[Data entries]

==================================================

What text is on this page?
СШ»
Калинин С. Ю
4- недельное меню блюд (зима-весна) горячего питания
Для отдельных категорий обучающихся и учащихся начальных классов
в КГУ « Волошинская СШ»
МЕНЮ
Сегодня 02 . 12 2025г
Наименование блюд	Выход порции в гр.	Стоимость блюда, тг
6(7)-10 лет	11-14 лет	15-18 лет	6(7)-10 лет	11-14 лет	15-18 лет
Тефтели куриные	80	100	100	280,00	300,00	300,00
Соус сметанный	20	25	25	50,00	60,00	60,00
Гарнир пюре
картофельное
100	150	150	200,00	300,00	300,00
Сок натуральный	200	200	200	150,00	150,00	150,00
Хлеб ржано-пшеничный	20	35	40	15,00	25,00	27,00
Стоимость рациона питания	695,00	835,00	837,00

==================================================

Copy out the full material exactly as it appears.

### Solution
What text is on this page?
СШ»
Калинин С. Ю
4- недельное меню блюд (зима-весна) горячего питания
Для отдельных категорий обучающихся и учащихся начальных классов
в КГУ « Волошинская СШ»
МЕНЮ
Сегодня 02 . 12 2025г
Наименование блюд	Выход порции в гр.	Стоимость блюда, тг
6(7)-10 лет	11-14 лет	15-18 лет	6(7)-10 лет	11-14 лет	15-18 лет
Тефтели куриные	80	100	100	280,00	300,00	300,00
Соус сметанный	20	25	25	50,00	60,00	60,00
Гарнир пюре
картофельное
100	150	150	200,00	300,00	300,00
Сок натуральный	200	200	200	150,00	150,00	150,00
Хлеб ржано-пшеничный	20	35	40	15,00	25,00	27,00
Стоимость рациона питания	695,00	835,00	837,00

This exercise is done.